Return every line of the data below that includes the string "jobban".

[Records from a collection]
· · · · · · ·

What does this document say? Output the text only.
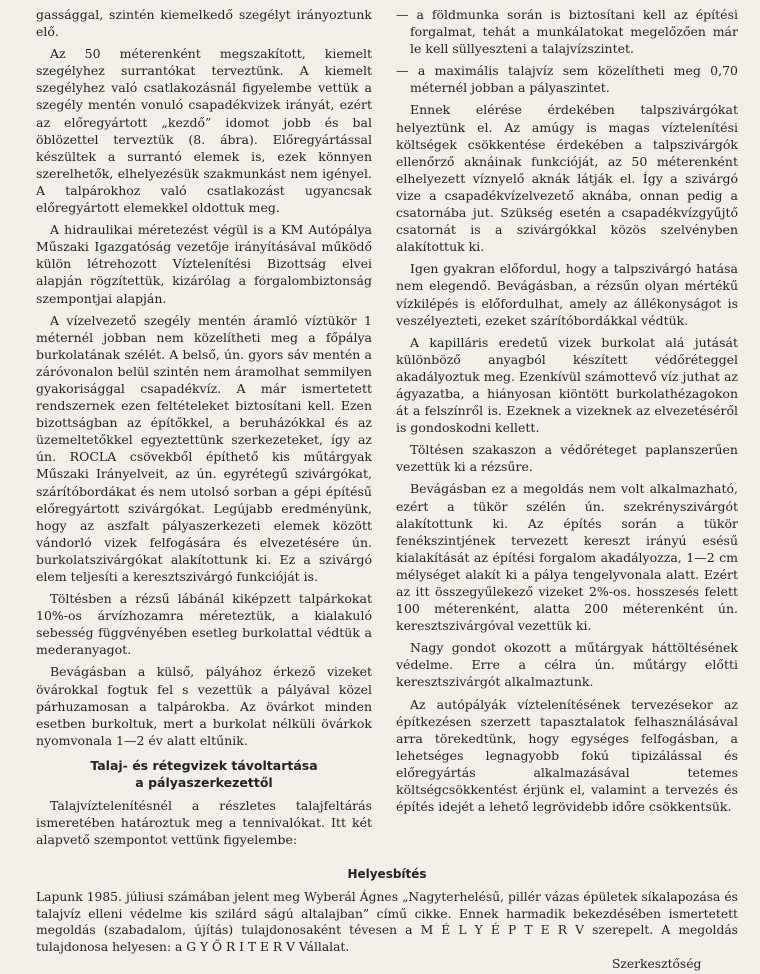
gassággal, szintén kiemelkedő szegélyt irányoztunk elő.

Az 50 méterenként megszakított, kiemelt szegélyhez surrantókat terveztünk. A kiemelt szegélyhez való csatlakozásnál figyelembe vettük a szegély mentén vonuló csapadékvizek irányát, ezért az előregyártott „kezdő” idomot jobb és bal öblözettel terveztük (8. ábra). Előregyártással készültek a surrantó elemek is, ezek könnyen szerelhetők, elhelyezésük szakmunkást nem igényel. A talpárokhoz való csatlakozást ugyancsak előregyártott elemekkel oldottuk meg.

A hidraulikai méretezést végül is a KM Autópálya Műszaki Igazgatóság vezetője irányításával működő külön létrehozott Víztelenítési Bizottság elvei alapján rögzítettük, kizárólag a forgalombiztonság szempontjai alapján.

A vízelvezető szegély mentén áramló víztükör 1 méternél jobban nem közelítheti meg a főpálya burkolatának szélét. A belső, ún. gyors sáv mentén a záróvonalon belül szintén nem áramolhat semmilyen gyakorisággal csapadékvíz. A már ismertetett rendszernek ezen feltételeket biztosítani kell. Ezen bizottságban az építőkkel, a beruházókkal és az üzemeltetőkkel egyeztettünk szerkezeteket, így az ún. ROCLA csövekből építhető kis műtárgyak Műszaki Irányelveit, az ún. egyrétegű szivárgókat, szárítóbordákat és nem utolsó sorban a gépi építésű előregyártott szivárgókat. Legújabb eredményünk, hogy az aszfalt pályaszerkezeti elemek között vándorló vizek felfogására és elvezetésére ún. burkolatszivárgókat alakítottunk ki. Ez a szivárgó elem teljesíti a keresztszivárgó funkcióját is.

Töltésben a rézsű lábánál kiképzett talpárkokat 10%-os árvízhozamra méreteztük, a kialakuló sebesség függvényében esetleg burkolattal védtük a mederanyagot.

Bevágásban a külső, pályához érkező vizeket övárokkal fogtuk fel s vezettük a pályával közel párhuzamosan a talpárokba. Az övárkot minden esetben burkoltuk, mert a burkolat nélküli övárkok nyomvonala 1—2 év alatt eltűnik.

Talaj- és rétegvizek távoltartása
a pályaszerkezettől

Talajvíztelenítésnél a részletes talajfeltárás ismeretében határoztuk meg a tennivalókat. Itt két alapvető szempontot vettünk figyelembe:

— a földmunka során is biztosítani kell az építési forgalmat, tehát a munkálatokat megelőzően már le kell süllyeszteni a talajvízszintet.

— a maximális talajvíz sem közelítheti meg 0,70 méternél jobban a pályaszintet.

Ennek elérése érdekében talpszivárgókat helyeztünk el. Az amúgy is magas víztelenítési költségek csökkentése érdekében a talpszivárgók ellenőrző aknáinak funkcióját, az 50 méterenként elhelyezett víznyelő aknák látják el. Így a szivárgó vize a csapadékvízelvezető aknába, onnan pedig a csatornába jut. Szükség esetén a csapadékvízgyűjtő csatornát is a szivárgókkal közös szelvényben alakítottuk ki.

Igen gyakran előfordul, hogy a talpszivárgó hatása nem elegendő. Bevágásban, a rézsűn olyan mértékű vízkilépés is előfordulhat, amely az állékonyságot is veszélyezteti, ezeket szárítóbordákkal védtük.

A kapilláris eredetű vizek burkolat alá jutását különböző anyagból készített védőréteggel akadályoztuk meg. Ezenkívül számottevő víz juthat az ágyazatba, a hiányosan kiöntött burkolathézagokon át a felszínről is. Ezeknek a vizeknek az elvezetéséről is gondoskodni kellett.

Töltésen szakaszon a védőréteget paplanszerűen vezettük ki a rézsűre.

Bevágásban ez a megoldás nem volt alkalmazható, ezért a tükör szélén ún. szekrényszivárgót alakítottunk ki. Az építés során a tükör fenékszintjének tervezett kereszt irányú esésű kialakítását az építési forgalom akadályozza, 1—2 cm mélységet alakít ki a pálya tengelyvonala alatt. Ezért az itt összegyűlekező vizeket 2%-os. hosszesés felett 100 méterenként, alatta 200 méterenként ún. keresztszivárgóval vezettük ki.

Nagy gondot okozott a műtárgyak háttöltésének védelme. Erre a célra ún. műtárgy előtti keresztszivárgót alkalmaztunk.

Az autópályák víztelenítésének tervezésekor az építkezésen szerzett tapasztalatok felhasználásával arra törekedtünk, hogy egységes felfogásban, a lehetséges legnagyobb fokú tipizálással és előregyártás alkalmazásával tetemes költségcsökkentést érjünk el, valamint a tervezés és építés idejét a lehető legrövidebb időre csökkentsük.

Helyesbítés

Lapunk 1985. júliusi számában jelent meg Wyberál Ágnes „Nagyterhelésű, pillér vázas épületek síkalapozása és talajvíz elleni védelme kis szilárd ságú altalajban” című cikke. Ennek harmadik bekezdésében ismertetett megoldás (szabadalom, újítás) tulajdonosaként tévesen a M É L Y É P T E R V szerepelt. A megoldás tulajdonosa helyesen: a G Y Ő R I T E R V Vállalat.

Szerkesztőség
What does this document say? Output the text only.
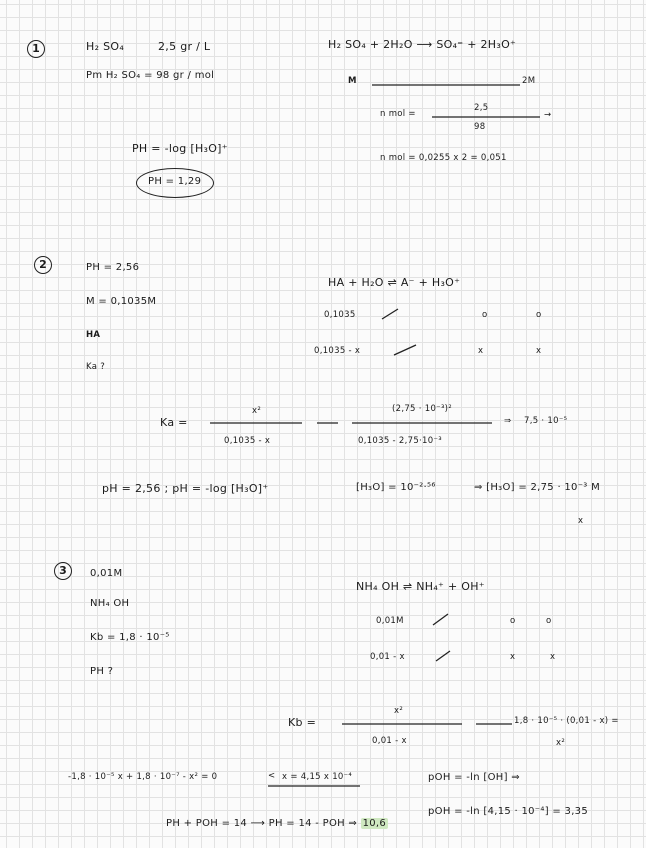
1	H₂ SO₄	2,5 gr / L
Pm H₂ SO₄ = 98 gr / mol
H₂ SO₄ + 2H₂O ⟶ SO₄⁼ + 2H₃O⁺
M	2M
n mol =
2,5
98
→
n mol = 0,0255 x 2 = 0,051
PH = -log [H₃O]⁺
PH = 1,29
2	PH = 2,56
M = 0,1035M
HA
Ka ?
HA + H₂O ⇌ A⁻ + H₃O⁺
0,1035	o	o
0,1035 - x	x	x
Ka =
x²
0,1035 - x
(2,75 · 10⁻³)²
0,1035 - 2,75·10⁻³
7,5 · 10⁻⁵
⇒
pH = 2,56 ; pH = -log [H₃O]⁺	[H₃O] = 10⁻²·⁵⁶	⇒ [H₃O] = 2,75 · 10⁻³ M
x
3	0,01M
NH₄ OH
Kb = 1,8 · 10⁻⁵
PH ?
NH₄ OH ⇌ NH₄⁺ + OH⁺
0,01M	o	o
0,01 - x	x	x
Kb =
x²
0,01 - x
1,8 · 10⁻⁵ · (0,01 - x) =
x²
-1,8 · 10⁻⁵ x + 1,8 · 10⁻⁷ - x² = 0	< x = 4,15 x 10⁻⁴	pOH = -ln [OH] ⇒
pOH = -ln [4,15 · 10⁻⁴] = 3,35
PH + POH = 14 ⟶ PH = 14 - POH ⇒ 10,6
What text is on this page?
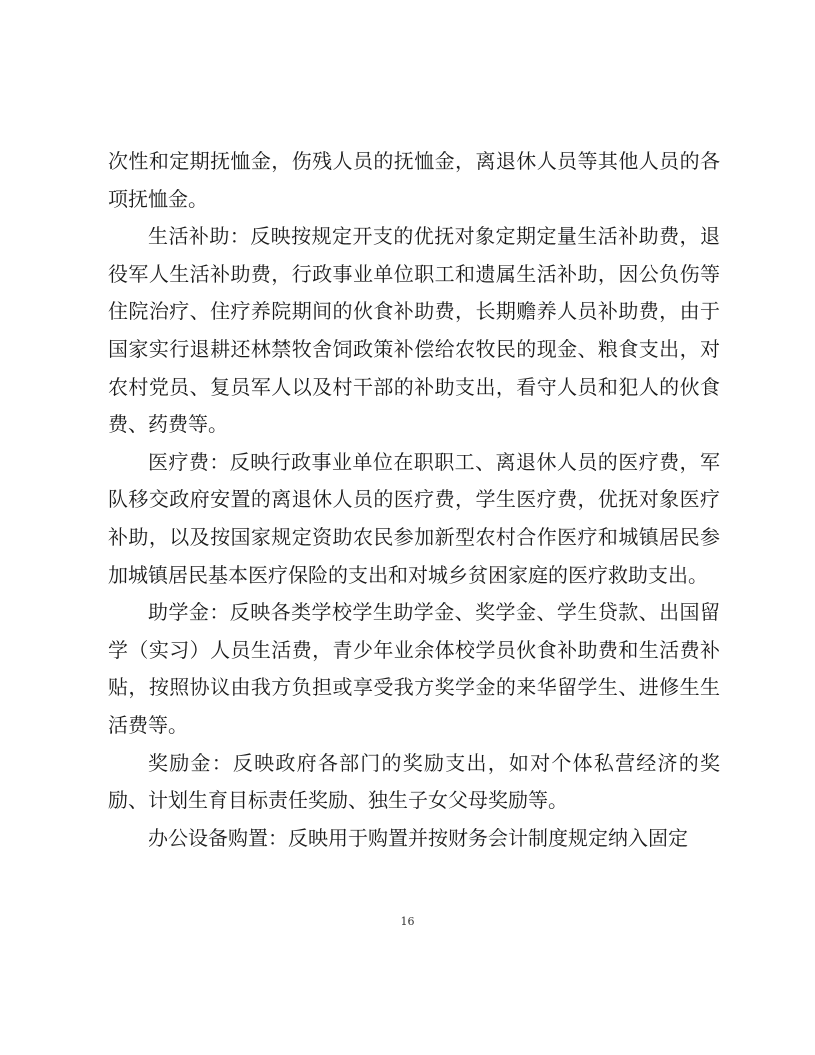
次性和定期抚恤金，伤残人员的抚恤金，离退休人员等其他人员的各项抚恤金。

生活补助：反映按规定开支的优抚对象定期定量生活补助费，退役军人生活补助费，行政事业单位职工和遗属生活补助，因公负伤等住院治疗、住疗养院期间的伙食补助费，长期赡养人员补助费，由于国家实行退耕还林禁牧舍饲政策补偿给农牧民的现金、粮食支出，对农村党员、复员军人以及村干部的补助支出，看守人员和犯人的伙食费、药费等。

医疗费：反映行政事业单位在职职工、离退休人员的医疗费，军队移交政府安置的离退休人员的医疗费，学生医疗费，优抚对象医疗补助，以及按国家规定资助农民参加新型农村合作医疗和城镇居民参加城镇居民基本医疗保险的支出和对城乡贫困家庭的医疗救助支出。

助学金：反映各类学校学生助学金、奖学金、学生贷款、出国留学（实习）人员生活费，青少年业余体校学员伙食补助费和生活费补贴，按照协议由我方负担或享受我方奖学金的来华留学生、进修生生活费等。

奖励金：反映政府各部门的奖励支出，如对个体私营经济的奖励、计划生育目标责任奖励、独生子女父母奖励等。

办公设备购置：反映用于购置并按财务会计制度规定纳入固定

16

· · · · · · ·

● RESULT OF THE TASK:
A vízelvezető szegély mentén áramló víztükör 1 méternél jobban nem közelítheti meg a főpálya burkolatának szélét. A belső, ún. gyors sáv mentén a záróvonalon belül szintén nem áramolhat semmilyen gyakorisággal csapadékvíz. A már ismertetett rendszernek ezen feltételeket biztosítani kell. Ezen bizottságban az építőkkel, a beruházókkal és az üzemeltetőkkel egyeztettünk szerkezeteket, így az ún. ROCLA csövekből építhető kis műtárgyak Műszaki Irányelveit, az ún. egyrétegű szivárgókat, szárítóbordákat és nem utolsó sorban a gépi építésű előregyártott szivárgókat. Legújabb eredményünk, hogy az aszfalt pályaszerkezeti elemek között vándorló vizek felfogására és elvezetésére ún. burkolatszivárgókat alakítottunk ki. Ez a szivárgó elem teljesíti a keresztszivárgó funkcióját is.
— a maximális talajvíz sem közelítheti meg 0,70 méternél jobban a pályaszintet.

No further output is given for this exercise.